• **Raw records**

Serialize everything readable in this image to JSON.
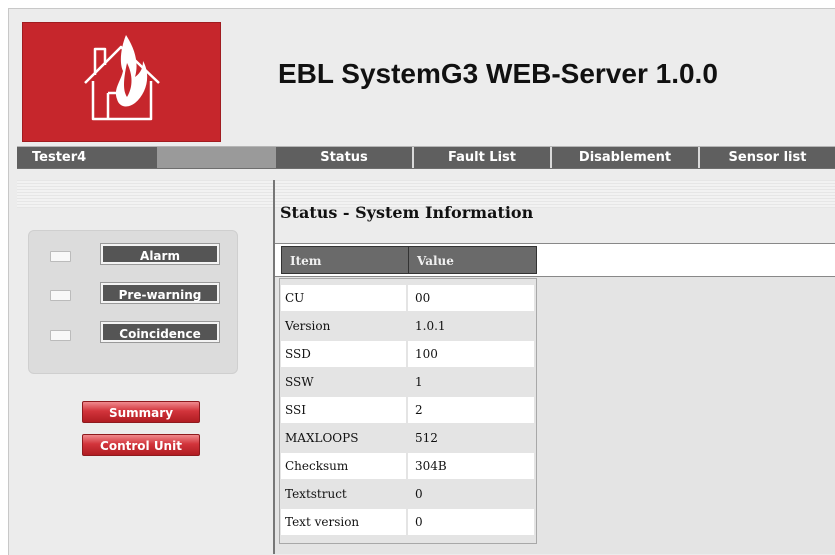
{
  "header": {
    "title": "EBL SystemG3 WEB-Server 1.0.0",
    "logo_icon": "house-fire-icon",
    "brand_color": "#c6262c"
  },
  "nav": {
    "user": "Tester4",
    "tabs": [
      {
        "label": "Status"
      },
      {
        "label": "Fault List"
      },
      {
        "label": "Disablement"
      },
      {
        "label": "Sensor list"
      }
    ]
  },
  "indicators": [
    {
      "label": "Alarm"
    },
    {
      "label": "Pre-warning"
    },
    {
      "label": "Coincidence"
    }
  ],
  "side_buttons": [
    {
      "label": "Summary"
    },
    {
      "label": "Control Unit"
    }
  ],
  "main": {
    "section_title": "Status - System Information",
    "table": {
      "headers": [
        "Item",
        "Value"
      ],
      "rows": [
        {
          "item": "CU",
          "value": "00"
        },
        {
          "item": "Version",
          "value": "1.0.1"
        },
        {
          "item": "SSD",
          "value": "100"
        },
        {
          "item": "SSW",
          "value": "1"
        },
        {
          "item": "SSI",
          "value": "2"
        },
        {
          "item": "MAXLOOPS",
          "value": "512"
        },
        {
          "item": "Checksum",
          "value": "304B"
        },
        {
          "item": "Textstruct",
          "value": "0"
        },
        {
          "item": "Text version",
          "value": "0"
        }
      ]
    }
  }
}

• **What needs to be done**
Across the entries, how many lines hold the word "label"? Say only the number.

• **Answer to this exercise**
9